►

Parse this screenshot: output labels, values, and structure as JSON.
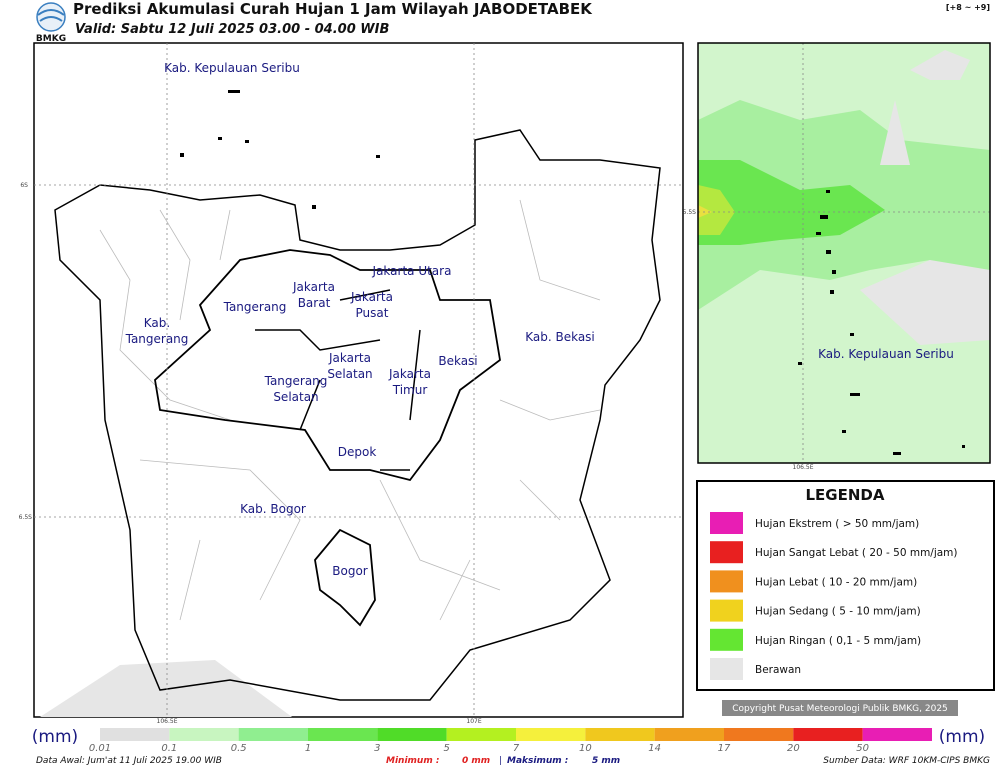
{
  "header": {
    "logo": "BMKG",
    "title": "Prediksi Akumulasi Curah Hujan 1 Jam Wilayah JABODETABEK",
    "valid": "Valid: Sabtu 12 Juli 2025 03.00 - 04.00 WIB",
    "badge": "[+8 ~ +9]"
  },
  "main_map": {
    "labels": [
      {
        "lines": [
          "Kab. Kepulauan Seribu"
        ]
      },
      {
        "lines": [
          "Jakarta Utara"
        ]
      },
      {
        "lines": [
          "Jakarta",
          "Barat"
        ]
      },
      {
        "lines": [
          "Jakarta",
          "Pusat"
        ]
      },
      {
        "lines": [
          "Tangerang"
        ]
      },
      {
        "lines": [
          "Kab.",
          "Tangerang"
        ]
      },
      {
        "lines": [
          "Jakarta",
          "Selatan"
        ]
      },
      {
        "lines": [
          "Jakarta",
          "Timur"
        ]
      },
      {
        "lines": [
          "Bekasi"
        ]
      },
      {
        "lines": [
          "Kab. Bekasi"
        ]
      },
      {
        "lines": [
          "Tangerang",
          "Selatan"
        ]
      },
      {
        "lines": [
          "Depok"
        ]
      },
      {
        "lines": [
          "Kab. Bogor"
        ]
      },
      {
        "lines": [
          "Bogor"
        ]
      }
    ],
    "lat_labels": [
      "6S",
      "6.5S"
    ],
    "lon_labels": [
      "106.5E",
      "107E"
    ]
  },
  "inset_map": {
    "label": "Kab. Kepulauan Seribu",
    "lat_label": "5.5S",
    "lon_label": "106.5E"
  },
  "legend": {
    "title": "LEGENDA",
    "items": [
      {
        "label": "Hujan Ekstrem ( > 50 mm/jam)",
        "color": "#e81eb4"
      },
      {
        "label": "Hujan Sangat Lebat ( 20 - 50 mm/jam)",
        "color": "#e82020"
      },
      {
        "label": "Hujan Lebat ( 10 - 20 mm/jam)",
        "color": "#f0901e"
      },
      {
        "label": "Hujan Sedang ( 5 - 10 mm/jam)",
        "color": "#f0d21e"
      },
      {
        "label": "Hujan Ringan ( 0,1 - 5 mm/jam)",
        "color": "#64e632"
      },
      {
        "label": "Berawan",
        "color": "#e6e6e6"
      }
    ]
  },
  "copyright": "Copyright Pusat Meteorologi Publik BMKG, 2025",
  "colorbar": {
    "unit": "(mm)",
    "steps": [
      {
        "label": "0.01",
        "color": "#e0e0e0"
      },
      {
        "label": "0.1",
        "color": "#c8f5c0"
      },
      {
        "label": "0.5",
        "color": "#90ee90"
      },
      {
        "label": "1",
        "color": "#6ae650"
      },
      {
        "label": "3",
        "color": "#50dc28"
      },
      {
        "label": "5",
        "color": "#b4f020"
      },
      {
        "label": "7",
        "color": "#f5f03c"
      },
      {
        "label": "10",
        "color": "#f0c81e"
      },
      {
        "label": "14",
        "color": "#f0a01e"
      },
      {
        "label": "17",
        "color": "#f0781e"
      },
      {
        "label": "20",
        "color": "#e82020"
      },
      {
        "label": "50",
        "color": "#e81eb4"
      }
    ]
  },
  "footer": {
    "data_awal": "Data Awal: Jum'at 11 Juli 2025 19.00 WIB",
    "minimum_label": "Minimum :",
    "minimum": "0 mm",
    "separator": "|",
    "maksimum_label": "Maksimum :",
    "maksimum": "5 mm",
    "source": "Sumber Data: WRF 10KM-CIPS BMKG"
  }
}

◄

* PROBLEM TO WORK ON:
Transcribe the records above exactly, leaving out every picture.

* ANSWER:
Parse this screenshot: output labels, values, and structure as JSON.
{
  "header": {
    "logo": "BMKG",
    "title": "Prediksi Akumulasi Curah Hujan 1 Jam Wilayah JABODETABEK",
    "valid": "Valid: Sabtu 12 Juli 2025 03.00 - 04.00 WIB",
    "badge": "[+8 ~ +9]"
  },
  "main_map": {
    "labels": [
      {
        "lines": [
          "Kab. Kepulauan Seribu"
        ]
      },
      {
        "lines": [
          "Jakarta Utara"
        ]
      },
      {
        "lines": [
          "Jakarta",
          "Barat"
        ]
      },
      {
        "lines": [
          "Jakarta",
          "Pusat"
        ]
      },
      {
        "lines": [
          "Tangerang"
        ]
      },
      {
        "lines": [
          "Kab.",
          "Tangerang"
        ]
      },
      {
        "lines": [
          "Jakarta",
          "Selatan"
        ]
      },
      {
        "lines": [
          "Jakarta",
          "Timur"
        ]
      },
      {
        "lines": [
          "Bekasi"
        ]
      },
      {
        "lines": [
          "Kab. Bekasi"
        ]
      },
      {
        "lines": [
          "Tangerang",
          "Selatan"
        ]
      },
      {
        "lines": [
          "Depok"
        ]
      },
      {
        "lines": [
          "Kab. Bogor"
        ]
      },
      {
        "lines": [
          "Bogor"
        ]
      }
    ],
    "lat_labels": [
      "6S",
      "6.5S"
    ],
    "lon_labels": [
      "106.5E",
      "107E"
    ]
  },
  "inset_map": {
    "label": "Kab. Kepulauan Seribu",
    "lat_label": "5.5S",
    "lon_label": "106.5E"
  },
  "legend": {
    "title": "LEGENDA",
    "items": [
      {
        "label": "Hujan Ekstrem ( > 50 mm/jam)",
        "color": "#e81eb4"
      },
      {
        "label": "Hujan Sangat Lebat ( 20 - 50 mm/jam)",
        "color": "#e82020"
      },
      {
        "label": "Hujan Lebat ( 10 - 20 mm/jam)",
        "color": "#f0901e"
      },
      {
        "label": "Hujan Sedang ( 5 - 10 mm/jam)",
        "color": "#f0d21e"
      },
      {
        "label": "Hujan Ringan ( 0,1 - 5 mm/jam)",
        "color": "#64e632"
      },
      {
        "label": "Berawan",
        "color": "#e6e6e6"
      }
    ]
  },
  "copyright": "Copyright Pusat Meteorologi Publik BMKG, 2025",
  "colorbar": {
    "unit": "(mm)",
    "steps": [
      {
        "label": "0.01",
        "color": "#e0e0e0"
      },
      {
        "label": "0.1",
        "color": "#c8f5c0"
      },
      {
        "label": "0.5",
        "color": "#90ee90"
      },
      {
        "label": "1",
        "color": "#6ae650"
      },
      {
        "label": "3",
        "color": "#50dc28"
      },
      {
        "label": "5",
        "color": "#b4f020"
      },
      {
        "label": "7",
        "color": "#f5f03c"
      },
      {
        "label": "10",
        "color": "#f0c81e"
      },
      {
        "label": "14",
        "color": "#f0a01e"
      },
      {
        "label": "17",
        "color": "#f0781e"
      },
      {
        "label": "20",
        "color": "#e82020"
      },
      {
        "label": "50",
        "color": "#e81eb4"
      }
    ]
  },
  "footer": {
    "data_awal": "Data Awal: Jum'at 11 Juli 2025 19.00 WIB",
    "minimum_label": "Minimum :",
    "minimum": "0 mm",
    "separator": "|",
    "maksimum_label": "Maksimum :",
    "maksimum": "5 mm",
    "source": "Sumber Data: WRF 10KM-CIPS BMKG"
  }
}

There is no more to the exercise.